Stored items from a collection

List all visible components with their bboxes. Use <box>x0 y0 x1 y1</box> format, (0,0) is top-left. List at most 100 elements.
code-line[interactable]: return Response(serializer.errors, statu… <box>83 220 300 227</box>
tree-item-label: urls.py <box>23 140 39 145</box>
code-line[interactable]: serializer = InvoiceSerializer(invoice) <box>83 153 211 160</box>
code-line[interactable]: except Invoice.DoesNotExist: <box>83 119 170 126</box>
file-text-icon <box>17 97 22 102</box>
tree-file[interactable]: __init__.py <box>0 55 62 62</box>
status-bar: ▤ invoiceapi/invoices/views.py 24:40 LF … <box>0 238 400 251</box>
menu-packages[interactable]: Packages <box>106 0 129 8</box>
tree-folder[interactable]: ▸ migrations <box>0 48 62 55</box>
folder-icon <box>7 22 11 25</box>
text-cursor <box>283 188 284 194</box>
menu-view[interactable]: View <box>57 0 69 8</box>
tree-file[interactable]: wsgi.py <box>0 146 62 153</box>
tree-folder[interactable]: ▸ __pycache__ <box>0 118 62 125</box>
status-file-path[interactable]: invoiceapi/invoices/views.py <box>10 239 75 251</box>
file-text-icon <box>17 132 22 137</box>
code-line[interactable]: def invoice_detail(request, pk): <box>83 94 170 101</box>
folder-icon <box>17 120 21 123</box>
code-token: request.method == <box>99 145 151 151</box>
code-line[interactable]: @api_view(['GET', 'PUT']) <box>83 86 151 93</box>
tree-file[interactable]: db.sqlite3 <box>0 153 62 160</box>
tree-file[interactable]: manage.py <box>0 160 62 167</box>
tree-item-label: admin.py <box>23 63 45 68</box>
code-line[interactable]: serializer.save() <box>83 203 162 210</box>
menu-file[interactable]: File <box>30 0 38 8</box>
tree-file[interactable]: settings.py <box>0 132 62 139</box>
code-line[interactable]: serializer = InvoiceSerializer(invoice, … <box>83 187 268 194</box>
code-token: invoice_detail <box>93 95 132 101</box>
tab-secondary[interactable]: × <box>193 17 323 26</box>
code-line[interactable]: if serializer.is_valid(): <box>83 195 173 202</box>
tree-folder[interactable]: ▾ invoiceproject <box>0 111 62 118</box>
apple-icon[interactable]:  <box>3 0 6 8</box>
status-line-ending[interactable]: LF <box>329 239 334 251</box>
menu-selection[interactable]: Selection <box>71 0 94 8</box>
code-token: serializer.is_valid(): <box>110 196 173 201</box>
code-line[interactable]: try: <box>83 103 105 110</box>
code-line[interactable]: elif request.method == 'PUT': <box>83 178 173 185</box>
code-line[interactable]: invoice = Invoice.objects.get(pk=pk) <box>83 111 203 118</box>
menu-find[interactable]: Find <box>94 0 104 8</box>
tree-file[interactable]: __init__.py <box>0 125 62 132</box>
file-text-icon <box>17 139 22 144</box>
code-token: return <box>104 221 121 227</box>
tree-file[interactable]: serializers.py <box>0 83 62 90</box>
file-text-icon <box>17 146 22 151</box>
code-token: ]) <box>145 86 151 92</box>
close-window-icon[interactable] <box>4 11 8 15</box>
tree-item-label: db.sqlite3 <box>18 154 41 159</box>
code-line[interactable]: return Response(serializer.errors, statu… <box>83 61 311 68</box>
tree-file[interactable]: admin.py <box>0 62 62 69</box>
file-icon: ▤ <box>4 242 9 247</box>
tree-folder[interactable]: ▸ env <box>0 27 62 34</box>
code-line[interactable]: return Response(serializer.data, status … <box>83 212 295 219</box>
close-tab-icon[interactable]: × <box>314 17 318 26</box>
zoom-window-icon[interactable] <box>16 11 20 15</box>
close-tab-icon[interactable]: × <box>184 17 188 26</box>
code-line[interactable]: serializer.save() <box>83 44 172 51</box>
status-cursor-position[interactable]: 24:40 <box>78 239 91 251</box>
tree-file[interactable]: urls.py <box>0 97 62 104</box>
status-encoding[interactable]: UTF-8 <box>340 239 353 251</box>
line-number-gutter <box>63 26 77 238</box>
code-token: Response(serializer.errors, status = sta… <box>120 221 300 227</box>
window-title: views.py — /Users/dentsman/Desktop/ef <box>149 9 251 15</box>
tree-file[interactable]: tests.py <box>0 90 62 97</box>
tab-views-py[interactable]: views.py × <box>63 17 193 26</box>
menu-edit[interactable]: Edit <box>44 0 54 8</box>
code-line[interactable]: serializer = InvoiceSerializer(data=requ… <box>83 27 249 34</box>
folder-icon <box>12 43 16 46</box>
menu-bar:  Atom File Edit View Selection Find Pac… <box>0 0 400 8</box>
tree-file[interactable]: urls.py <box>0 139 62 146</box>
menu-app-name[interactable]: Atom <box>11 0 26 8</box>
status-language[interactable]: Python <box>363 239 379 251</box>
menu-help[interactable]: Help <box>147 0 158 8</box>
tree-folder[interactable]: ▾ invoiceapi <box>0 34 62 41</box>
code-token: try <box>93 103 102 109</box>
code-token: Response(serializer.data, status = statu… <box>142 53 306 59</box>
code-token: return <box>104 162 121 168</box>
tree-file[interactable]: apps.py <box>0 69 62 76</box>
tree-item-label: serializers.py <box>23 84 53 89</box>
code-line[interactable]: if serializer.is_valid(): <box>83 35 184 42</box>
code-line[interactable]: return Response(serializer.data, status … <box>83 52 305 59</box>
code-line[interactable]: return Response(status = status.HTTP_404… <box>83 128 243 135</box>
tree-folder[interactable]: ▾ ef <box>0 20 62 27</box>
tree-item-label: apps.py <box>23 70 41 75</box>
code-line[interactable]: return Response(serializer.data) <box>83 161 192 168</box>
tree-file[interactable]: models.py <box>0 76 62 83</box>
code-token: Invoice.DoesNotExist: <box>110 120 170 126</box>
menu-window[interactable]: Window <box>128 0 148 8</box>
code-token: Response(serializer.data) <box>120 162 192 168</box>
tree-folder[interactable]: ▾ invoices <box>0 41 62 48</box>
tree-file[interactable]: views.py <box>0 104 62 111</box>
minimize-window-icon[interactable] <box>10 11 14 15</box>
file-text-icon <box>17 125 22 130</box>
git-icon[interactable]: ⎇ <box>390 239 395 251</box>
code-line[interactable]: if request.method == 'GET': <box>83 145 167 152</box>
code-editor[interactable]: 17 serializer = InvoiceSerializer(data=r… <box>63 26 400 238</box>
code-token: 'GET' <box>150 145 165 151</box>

## JOB
Quote the items word for word, from the very first line through the line containing "94 170 101</box>", including that line.

## SOLUTION TO THIS EXERCISE
List all visible components with their bboxes. Use <box>x0 y0 x1 y1</box> format, (0,0) is top-left. List at most 100 elements.
code-line[interactable]: return Response(serializer.errors, statu… <box>83 220 300 227</box>
tree-item-label: urls.py <box>23 140 39 145</box>
code-line[interactable]: serializer = InvoiceSerializer(invoice) <box>83 153 211 160</box>
code-line[interactable]: except Invoice.DoesNotExist: <box>83 119 170 126</box>
file-text-icon <box>17 97 22 102</box>
tree-file[interactable]: __init__.py <box>0 55 62 62</box>
status-bar: ▤ invoiceapi/invoices/views.py 24:40 LF … <box>0 238 400 251</box>
menu-packages[interactable]: Packages <box>106 0 129 8</box>
tree-folder[interactable]: ▸ migrations <box>0 48 62 55</box>
folder-icon <box>7 22 11 25</box>
text-cursor <box>283 188 284 194</box>
menu-view[interactable]: View <box>57 0 69 8</box>
tree-file[interactable]: wsgi.py <box>0 146 62 153</box>
tree-folder[interactable]: ▸ __pycache__ <box>0 118 62 125</box>
status-file-path[interactable]: invoiceapi/invoices/views.py <box>10 239 75 251</box>
file-text-icon <box>17 132 22 137</box>
code-line[interactable]: def invoice_detail(request, pk): <box>83 94 170 101</box>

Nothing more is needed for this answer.